## Work required
Gather, from the data below, each line in which the word "pyetësorëve" occurs.

Records from a data source

###

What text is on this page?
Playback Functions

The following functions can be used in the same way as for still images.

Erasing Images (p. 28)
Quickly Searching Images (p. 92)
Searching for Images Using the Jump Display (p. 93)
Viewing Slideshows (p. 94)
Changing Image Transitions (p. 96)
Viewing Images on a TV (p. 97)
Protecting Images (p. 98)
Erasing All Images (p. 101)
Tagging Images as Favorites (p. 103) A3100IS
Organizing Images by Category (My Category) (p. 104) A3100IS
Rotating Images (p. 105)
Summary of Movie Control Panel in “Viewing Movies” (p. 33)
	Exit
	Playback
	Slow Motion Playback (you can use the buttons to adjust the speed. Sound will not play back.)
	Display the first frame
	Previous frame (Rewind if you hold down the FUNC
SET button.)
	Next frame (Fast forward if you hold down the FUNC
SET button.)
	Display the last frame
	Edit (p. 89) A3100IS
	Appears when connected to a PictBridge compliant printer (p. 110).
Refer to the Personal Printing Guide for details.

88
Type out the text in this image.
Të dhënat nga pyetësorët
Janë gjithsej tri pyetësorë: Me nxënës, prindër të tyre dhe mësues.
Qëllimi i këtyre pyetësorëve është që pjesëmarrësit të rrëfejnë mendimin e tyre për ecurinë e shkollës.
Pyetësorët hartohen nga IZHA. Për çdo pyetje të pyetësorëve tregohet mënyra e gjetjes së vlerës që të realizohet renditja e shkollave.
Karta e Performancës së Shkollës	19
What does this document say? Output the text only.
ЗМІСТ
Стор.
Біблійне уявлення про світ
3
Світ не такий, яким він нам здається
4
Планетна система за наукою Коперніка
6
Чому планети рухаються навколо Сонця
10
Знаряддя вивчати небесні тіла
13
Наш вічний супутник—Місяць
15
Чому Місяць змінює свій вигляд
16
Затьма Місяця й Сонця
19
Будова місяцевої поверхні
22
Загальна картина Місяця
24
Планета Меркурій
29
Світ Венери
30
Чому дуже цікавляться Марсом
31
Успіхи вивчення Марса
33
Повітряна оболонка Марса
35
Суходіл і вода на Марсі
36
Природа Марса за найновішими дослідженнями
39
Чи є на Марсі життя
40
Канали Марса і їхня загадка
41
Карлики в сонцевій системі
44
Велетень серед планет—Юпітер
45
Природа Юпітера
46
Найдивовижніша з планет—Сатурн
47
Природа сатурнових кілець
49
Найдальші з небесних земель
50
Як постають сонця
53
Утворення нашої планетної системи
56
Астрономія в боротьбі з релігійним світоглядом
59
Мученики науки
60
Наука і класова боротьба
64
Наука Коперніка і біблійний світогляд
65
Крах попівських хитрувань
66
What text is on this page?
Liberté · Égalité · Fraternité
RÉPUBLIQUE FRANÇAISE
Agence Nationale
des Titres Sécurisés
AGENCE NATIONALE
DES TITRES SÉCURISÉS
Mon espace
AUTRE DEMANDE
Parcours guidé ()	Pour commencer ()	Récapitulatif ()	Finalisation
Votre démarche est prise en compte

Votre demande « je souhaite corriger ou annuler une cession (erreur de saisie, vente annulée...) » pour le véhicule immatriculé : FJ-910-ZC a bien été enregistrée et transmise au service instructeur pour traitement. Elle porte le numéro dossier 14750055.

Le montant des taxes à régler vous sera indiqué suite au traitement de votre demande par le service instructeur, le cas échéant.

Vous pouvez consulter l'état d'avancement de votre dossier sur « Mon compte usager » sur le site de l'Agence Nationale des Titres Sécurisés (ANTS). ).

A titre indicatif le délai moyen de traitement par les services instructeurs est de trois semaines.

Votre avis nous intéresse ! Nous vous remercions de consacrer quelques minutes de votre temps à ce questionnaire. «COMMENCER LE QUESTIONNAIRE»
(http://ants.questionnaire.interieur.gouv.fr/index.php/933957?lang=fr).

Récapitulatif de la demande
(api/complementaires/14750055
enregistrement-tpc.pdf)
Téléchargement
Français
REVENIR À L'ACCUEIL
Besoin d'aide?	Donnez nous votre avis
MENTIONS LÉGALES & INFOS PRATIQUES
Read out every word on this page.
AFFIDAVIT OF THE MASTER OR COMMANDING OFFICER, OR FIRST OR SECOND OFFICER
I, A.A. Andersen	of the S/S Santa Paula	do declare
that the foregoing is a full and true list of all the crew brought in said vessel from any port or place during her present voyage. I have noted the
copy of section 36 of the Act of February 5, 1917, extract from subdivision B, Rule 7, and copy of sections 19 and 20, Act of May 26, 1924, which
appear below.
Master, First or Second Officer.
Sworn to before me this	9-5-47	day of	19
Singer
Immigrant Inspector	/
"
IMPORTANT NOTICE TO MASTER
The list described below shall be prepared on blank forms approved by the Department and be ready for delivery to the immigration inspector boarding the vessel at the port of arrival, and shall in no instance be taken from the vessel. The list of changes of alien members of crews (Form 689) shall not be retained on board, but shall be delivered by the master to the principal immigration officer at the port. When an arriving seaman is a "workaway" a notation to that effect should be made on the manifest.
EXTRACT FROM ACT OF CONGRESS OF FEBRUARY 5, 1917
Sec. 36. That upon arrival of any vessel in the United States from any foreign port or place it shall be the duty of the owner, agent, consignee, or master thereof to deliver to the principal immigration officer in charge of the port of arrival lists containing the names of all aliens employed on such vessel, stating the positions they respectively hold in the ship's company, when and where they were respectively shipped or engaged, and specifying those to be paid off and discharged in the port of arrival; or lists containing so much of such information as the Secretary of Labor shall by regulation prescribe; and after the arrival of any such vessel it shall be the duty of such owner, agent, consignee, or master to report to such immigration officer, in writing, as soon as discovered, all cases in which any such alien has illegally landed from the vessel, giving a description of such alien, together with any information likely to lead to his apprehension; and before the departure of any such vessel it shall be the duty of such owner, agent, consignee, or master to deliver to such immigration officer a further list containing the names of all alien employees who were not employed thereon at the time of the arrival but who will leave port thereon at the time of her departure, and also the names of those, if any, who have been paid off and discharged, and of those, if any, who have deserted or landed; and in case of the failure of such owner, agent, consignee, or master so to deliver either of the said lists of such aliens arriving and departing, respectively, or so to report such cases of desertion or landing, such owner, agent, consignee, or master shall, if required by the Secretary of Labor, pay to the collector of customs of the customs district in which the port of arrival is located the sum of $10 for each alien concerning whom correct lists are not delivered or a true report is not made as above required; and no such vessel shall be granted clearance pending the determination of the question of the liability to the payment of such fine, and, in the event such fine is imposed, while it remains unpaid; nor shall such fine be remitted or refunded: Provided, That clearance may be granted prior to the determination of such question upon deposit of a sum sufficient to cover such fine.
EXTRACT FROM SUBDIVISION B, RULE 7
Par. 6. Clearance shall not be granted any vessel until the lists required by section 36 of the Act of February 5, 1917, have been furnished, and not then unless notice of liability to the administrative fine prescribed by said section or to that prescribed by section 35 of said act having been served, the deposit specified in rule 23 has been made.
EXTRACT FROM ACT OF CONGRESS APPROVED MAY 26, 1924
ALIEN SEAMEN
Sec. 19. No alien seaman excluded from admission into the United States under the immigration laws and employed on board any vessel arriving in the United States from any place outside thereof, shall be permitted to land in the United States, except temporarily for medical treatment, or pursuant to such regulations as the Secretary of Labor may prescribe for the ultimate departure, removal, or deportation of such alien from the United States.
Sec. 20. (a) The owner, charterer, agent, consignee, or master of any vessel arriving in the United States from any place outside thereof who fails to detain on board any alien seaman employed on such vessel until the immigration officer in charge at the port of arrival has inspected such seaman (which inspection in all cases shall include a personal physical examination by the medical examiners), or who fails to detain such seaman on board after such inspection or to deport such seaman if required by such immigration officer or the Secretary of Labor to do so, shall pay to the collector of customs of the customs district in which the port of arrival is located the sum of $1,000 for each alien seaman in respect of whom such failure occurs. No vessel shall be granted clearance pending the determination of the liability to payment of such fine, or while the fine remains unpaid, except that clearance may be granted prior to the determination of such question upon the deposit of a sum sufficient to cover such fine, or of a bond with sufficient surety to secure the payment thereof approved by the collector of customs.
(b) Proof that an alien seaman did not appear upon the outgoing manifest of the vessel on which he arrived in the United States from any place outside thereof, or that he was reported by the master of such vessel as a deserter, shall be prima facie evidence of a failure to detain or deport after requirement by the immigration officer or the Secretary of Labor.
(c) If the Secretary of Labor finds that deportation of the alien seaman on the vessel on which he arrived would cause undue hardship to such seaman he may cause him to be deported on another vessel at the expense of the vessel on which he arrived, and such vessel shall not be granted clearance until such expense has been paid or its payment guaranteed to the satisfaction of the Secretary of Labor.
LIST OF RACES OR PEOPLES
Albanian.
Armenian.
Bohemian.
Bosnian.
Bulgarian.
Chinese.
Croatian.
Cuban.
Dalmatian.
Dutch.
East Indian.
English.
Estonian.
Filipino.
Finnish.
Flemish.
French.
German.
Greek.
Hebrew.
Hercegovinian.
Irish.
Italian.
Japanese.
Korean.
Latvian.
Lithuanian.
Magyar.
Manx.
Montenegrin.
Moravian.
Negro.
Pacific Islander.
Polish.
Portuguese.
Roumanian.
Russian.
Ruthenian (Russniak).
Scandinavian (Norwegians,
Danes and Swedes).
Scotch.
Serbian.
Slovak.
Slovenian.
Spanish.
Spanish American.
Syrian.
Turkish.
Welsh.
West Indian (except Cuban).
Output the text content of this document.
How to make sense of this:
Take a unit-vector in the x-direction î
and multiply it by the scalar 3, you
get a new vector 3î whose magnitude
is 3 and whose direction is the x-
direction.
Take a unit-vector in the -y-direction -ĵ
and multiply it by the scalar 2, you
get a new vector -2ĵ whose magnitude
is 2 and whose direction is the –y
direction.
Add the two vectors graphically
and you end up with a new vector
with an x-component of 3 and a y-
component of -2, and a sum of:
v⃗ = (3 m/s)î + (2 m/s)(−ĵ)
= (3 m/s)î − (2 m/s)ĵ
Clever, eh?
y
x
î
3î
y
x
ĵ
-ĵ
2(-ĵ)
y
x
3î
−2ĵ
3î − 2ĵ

###

## Solution to the exercise
Qëllimi i këtyre pyetësorëve është që pjesëmarrësit të rrëfejnë mendimin e tyre për ecurinë e shkollës.
Pyetësorët hartohen nga IZHA. Për çdo pyetje të pyetësorëve tregohet mënyra e gjetjes së vlerës që të realizohet renditja e shkollave.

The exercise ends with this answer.